TEXTE DE L'ARTICLE:
——

© iStock

Comment une guerre commerciale entre les États-Unis et la Chine peut atteindre le monde entier

Frank Vandecaveye
Frank Vandecaveye Journaliste free-lance

Ce mois-ci, Ivanka Trump et son époux Jared Kushner devaient se rendre à Pékin sur invitation de l’État chinois. Mais en raison des tensions entre la Chine et les États-Unis, la visite a été annulée en dernière minute.

En avril, Trump a rencontré le président chinois Xi Jinping en Floride, et les leaders avaient convenu d’une série de négociations en vue de diminuer le déficit commercial des États-Unis vis-à-vis de la Chine et de stimuler les exportations américaines vers la Chine. Conformément à sa campagne America First, Trump est en effet persuadé de pouvoir ramener des jobs aux États-Unis en renégociant les traités de libre-échange avec des pays vis-à-vis desquels les États-Unis présentent un déficit commercial marqué. Ceux-ci incluent le traité Alena avec le Mexique et le Canada et l’US-Korea Free Trade Agreement (Korus) avec la Corée du Sud.

——

LIGNES FOURNIES:

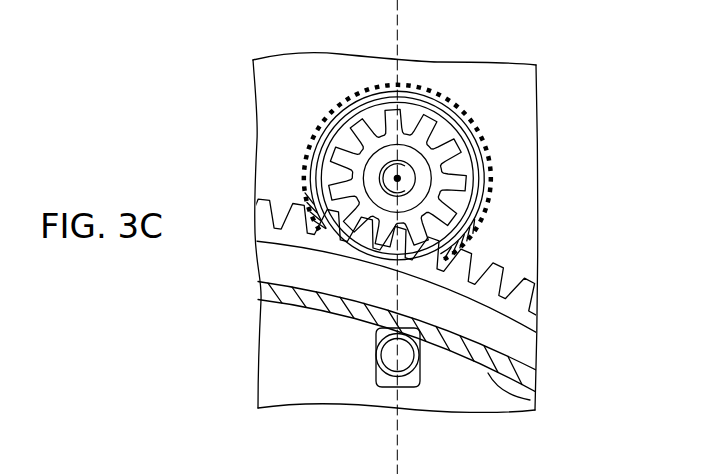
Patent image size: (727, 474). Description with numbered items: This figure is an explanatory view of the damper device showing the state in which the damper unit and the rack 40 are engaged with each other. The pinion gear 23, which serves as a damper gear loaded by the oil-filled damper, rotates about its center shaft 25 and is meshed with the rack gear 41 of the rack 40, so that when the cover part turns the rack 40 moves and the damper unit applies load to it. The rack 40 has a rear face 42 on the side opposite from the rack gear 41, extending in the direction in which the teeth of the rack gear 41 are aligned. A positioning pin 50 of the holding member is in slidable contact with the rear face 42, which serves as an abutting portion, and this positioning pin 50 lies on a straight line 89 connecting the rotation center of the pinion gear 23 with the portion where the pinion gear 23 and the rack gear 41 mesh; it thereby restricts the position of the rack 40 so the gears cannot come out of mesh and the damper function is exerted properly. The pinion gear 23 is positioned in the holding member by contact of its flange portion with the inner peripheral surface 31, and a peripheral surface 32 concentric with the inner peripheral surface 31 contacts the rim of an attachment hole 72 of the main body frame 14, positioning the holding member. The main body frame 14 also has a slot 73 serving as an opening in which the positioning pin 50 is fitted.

The main body frame 14 is at (497, 80).
The pinion gear 23 is at (415, 198).
The center shaft 25 is at (397, 178).
The inner peripheral surface 31 is at (432, 112).
The peripheral surface 32 is at (487, 237).
The rack 40 is at (500, 342).
The rack gear 41 is at (495, 298).
The rear face 42 is at (535, 400).
The positioning pin 50 is at (393, 357).
The attachment hole 72 is at (312, 173).
The slot 73 is at (381, 387).
The straight line 89 is at (399, 446).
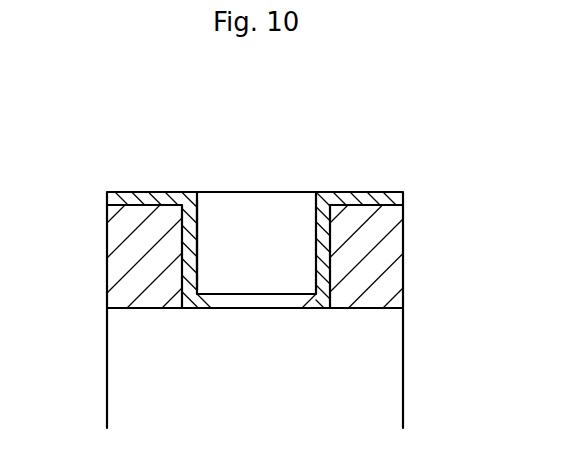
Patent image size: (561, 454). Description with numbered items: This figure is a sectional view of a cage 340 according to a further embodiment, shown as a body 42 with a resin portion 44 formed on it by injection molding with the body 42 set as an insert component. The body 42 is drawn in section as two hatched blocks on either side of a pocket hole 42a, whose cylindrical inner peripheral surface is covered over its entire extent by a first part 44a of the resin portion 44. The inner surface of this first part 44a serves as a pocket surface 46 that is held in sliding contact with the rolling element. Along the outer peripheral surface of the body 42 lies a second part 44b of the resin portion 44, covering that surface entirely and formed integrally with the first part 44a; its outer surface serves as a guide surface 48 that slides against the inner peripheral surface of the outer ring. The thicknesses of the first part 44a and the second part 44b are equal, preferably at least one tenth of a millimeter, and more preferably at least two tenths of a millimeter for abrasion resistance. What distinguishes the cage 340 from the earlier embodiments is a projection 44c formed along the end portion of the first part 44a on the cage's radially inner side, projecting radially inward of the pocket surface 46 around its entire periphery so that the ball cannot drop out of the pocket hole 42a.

The cage 340 is at (384, 189).
The body 42 is at (125, 260).
The pocket hole 42a is at (264, 232).
The resin portion 44 is at (108, 197).
The first part 44a is at (192, 250).
The second part 44b is at (139, 200).
The projection 44c is at (302, 300).
The pocket surface 46 is at (198, 235).
The guide surface 48 is at (349, 198).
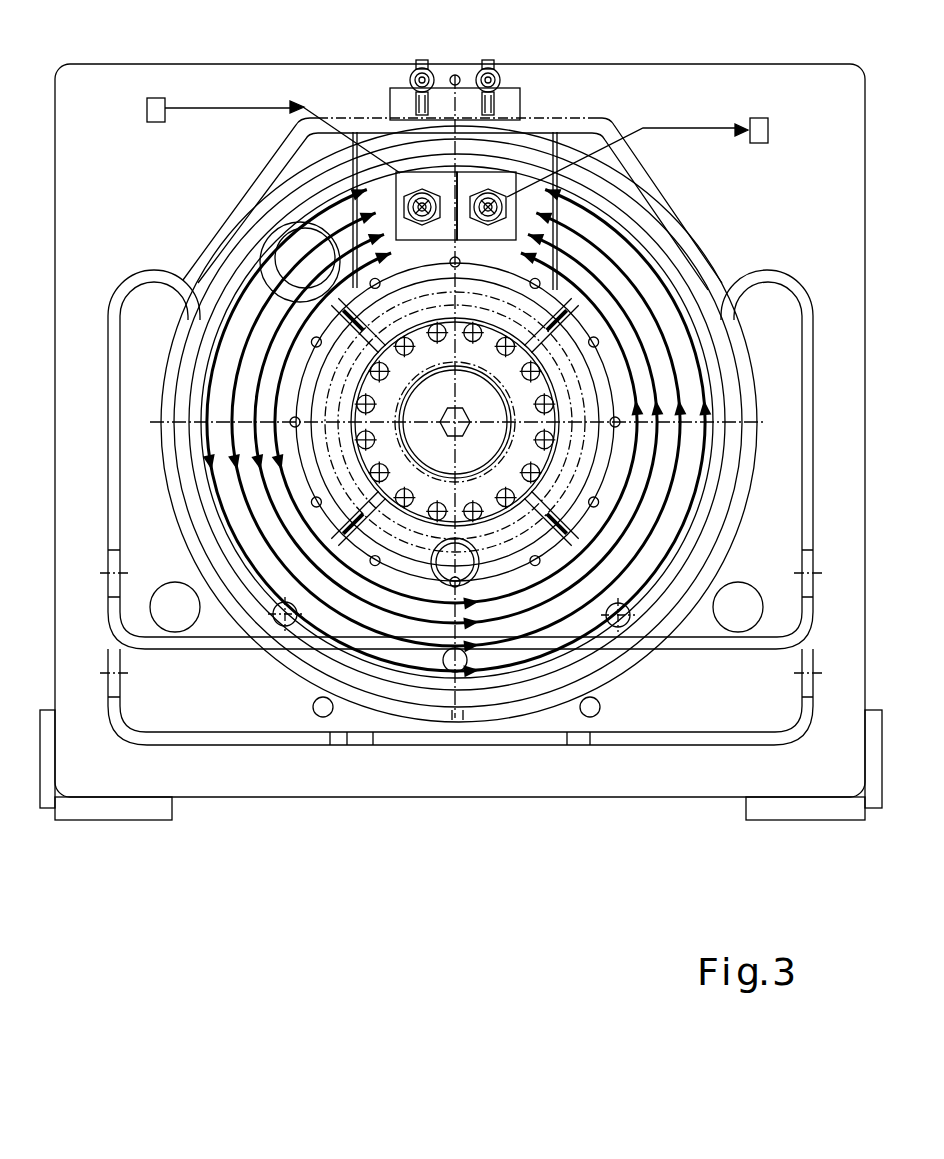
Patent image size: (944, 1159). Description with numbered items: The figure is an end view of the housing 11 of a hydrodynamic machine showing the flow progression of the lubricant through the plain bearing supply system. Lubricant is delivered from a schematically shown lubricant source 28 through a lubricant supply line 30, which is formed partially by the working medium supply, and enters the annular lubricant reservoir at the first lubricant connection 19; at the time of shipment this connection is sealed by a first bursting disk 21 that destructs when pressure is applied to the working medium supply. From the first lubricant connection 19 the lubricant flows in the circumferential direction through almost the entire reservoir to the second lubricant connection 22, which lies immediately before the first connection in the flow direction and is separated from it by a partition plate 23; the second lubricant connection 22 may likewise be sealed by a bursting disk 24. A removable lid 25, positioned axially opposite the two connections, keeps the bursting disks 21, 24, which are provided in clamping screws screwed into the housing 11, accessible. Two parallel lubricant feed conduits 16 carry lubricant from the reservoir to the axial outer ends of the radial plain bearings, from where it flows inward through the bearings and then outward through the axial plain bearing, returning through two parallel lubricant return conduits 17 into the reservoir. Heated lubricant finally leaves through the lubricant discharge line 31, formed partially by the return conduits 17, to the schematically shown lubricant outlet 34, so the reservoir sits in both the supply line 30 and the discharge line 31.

The housing 11 is at (290, 781).
The lubricant feed conduits 16 is at (368, 505).
The lubricant return conduits 17 is at (357, 314).
The first lubricant connection 19 is at (418, 182).
The first bursting disk 21 is at (429, 222).
The second lubricant connection 22 is at (500, 170).
The partition plate 23 is at (458, 165).
The bursting disk 24 is at (487, 224).
The removable lid 25 is at (529, 165).
The lubricant source 28 is at (165, 100).
The lubricant supply line 30 is at (186, 112).
The lubricant discharge line 31 is at (700, 128).
The lubricant outlet 34 is at (768, 125).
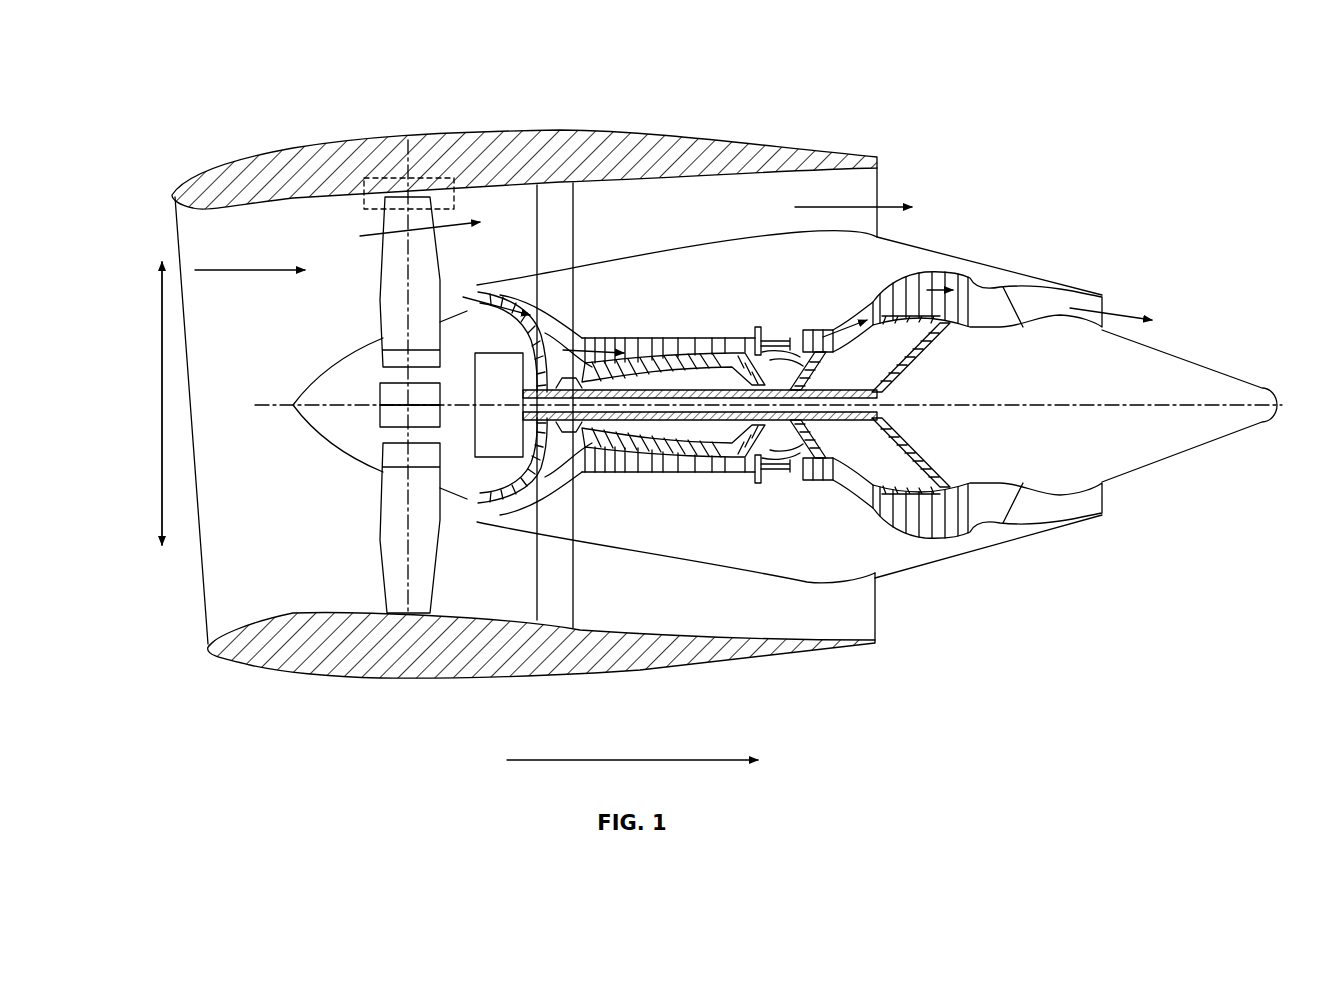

——

TÂCHE À RÉALISER: Recopiez fidèlement le passage de l'article sur la guerre commerciale qui s'ouvre sur les mots « Ce mois-ci, Ivanka » et se clôt sur « en dernière minute. ». Les lignes fournies ne sont pas nécessaires.

RÉSULTAT:
Ce mois-ci, Ivanka Trump et son époux Jared Kushner devaient se rendre à Pékin sur invitation de l’État chinois. Mais en raison des tensions entre la Chine et les États-Unis, la visite a été annulée en dernière minute.